## Problem details
Repeat word for word the lines below, from the very first one through the line containing "wall-mount-figure-part [500, 505, 615, 515]", with both ends included.

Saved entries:
## START

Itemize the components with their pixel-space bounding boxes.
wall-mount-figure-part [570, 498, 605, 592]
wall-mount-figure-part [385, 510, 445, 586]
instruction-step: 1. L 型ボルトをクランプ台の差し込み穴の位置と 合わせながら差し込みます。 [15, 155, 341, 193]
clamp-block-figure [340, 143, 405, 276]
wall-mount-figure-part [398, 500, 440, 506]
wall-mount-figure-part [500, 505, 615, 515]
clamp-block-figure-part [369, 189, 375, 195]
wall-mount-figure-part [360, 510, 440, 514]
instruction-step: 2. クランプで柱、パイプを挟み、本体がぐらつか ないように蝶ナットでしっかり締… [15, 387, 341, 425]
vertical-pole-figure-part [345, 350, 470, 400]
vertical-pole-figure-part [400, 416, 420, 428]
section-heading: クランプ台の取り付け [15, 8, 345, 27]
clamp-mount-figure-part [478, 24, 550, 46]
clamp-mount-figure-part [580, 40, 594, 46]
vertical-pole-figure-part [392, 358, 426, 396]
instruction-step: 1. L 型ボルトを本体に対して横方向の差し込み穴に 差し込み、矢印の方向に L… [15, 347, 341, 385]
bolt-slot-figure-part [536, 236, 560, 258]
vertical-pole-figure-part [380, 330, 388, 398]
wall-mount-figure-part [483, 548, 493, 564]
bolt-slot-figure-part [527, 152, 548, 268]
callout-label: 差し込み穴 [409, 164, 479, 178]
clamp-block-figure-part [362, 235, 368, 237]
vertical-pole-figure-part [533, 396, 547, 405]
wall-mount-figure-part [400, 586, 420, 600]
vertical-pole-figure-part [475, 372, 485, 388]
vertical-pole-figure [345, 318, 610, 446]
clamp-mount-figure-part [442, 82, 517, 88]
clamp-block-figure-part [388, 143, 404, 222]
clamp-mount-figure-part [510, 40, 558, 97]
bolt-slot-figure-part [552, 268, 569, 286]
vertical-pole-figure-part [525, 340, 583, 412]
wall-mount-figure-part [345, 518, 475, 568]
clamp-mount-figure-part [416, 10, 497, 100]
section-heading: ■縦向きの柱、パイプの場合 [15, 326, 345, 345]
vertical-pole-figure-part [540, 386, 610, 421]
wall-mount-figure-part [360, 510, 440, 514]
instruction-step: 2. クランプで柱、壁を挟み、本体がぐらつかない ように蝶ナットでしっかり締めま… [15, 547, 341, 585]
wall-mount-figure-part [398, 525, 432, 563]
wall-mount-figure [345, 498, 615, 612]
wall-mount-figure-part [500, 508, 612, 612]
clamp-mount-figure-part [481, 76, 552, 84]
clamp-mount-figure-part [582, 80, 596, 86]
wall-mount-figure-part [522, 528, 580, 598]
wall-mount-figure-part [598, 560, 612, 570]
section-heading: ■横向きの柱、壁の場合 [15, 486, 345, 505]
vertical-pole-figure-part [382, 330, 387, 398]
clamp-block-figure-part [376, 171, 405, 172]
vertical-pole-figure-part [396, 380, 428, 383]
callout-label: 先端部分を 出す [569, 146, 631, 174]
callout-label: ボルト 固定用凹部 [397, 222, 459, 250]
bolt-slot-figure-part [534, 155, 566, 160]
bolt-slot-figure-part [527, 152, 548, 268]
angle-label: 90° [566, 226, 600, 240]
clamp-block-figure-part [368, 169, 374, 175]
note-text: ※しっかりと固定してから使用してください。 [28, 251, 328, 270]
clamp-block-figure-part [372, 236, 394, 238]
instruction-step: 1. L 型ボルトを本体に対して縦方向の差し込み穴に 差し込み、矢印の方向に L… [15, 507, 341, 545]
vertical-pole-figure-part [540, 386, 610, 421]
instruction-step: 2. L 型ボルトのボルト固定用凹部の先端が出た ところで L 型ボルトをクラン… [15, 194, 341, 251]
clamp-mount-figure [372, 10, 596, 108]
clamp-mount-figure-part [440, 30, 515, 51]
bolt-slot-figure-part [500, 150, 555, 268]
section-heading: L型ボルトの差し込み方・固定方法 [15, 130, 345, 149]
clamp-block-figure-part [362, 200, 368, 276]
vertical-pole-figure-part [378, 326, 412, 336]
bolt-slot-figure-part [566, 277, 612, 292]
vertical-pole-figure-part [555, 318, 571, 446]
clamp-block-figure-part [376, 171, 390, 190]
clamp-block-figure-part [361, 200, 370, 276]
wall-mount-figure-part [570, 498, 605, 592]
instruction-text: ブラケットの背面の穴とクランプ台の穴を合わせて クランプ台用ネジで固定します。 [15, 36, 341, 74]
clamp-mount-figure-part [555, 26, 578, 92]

## END

## Answer to the problem
Itemize the components with their pixel-space bounding boxes.
wall-mount-figure-part [570, 498, 605, 592]
wall-mount-figure-part [385, 510, 445, 586]
instruction-step: 1. L 型ボルトをクランプ台の差し込み穴の位置と 合わせながら差し込みます。 [15, 155, 341, 193]
clamp-block-figure [340, 143, 405, 276]
wall-mount-figure-part [398, 500, 440, 506]
wall-mount-figure-part [500, 505, 615, 515]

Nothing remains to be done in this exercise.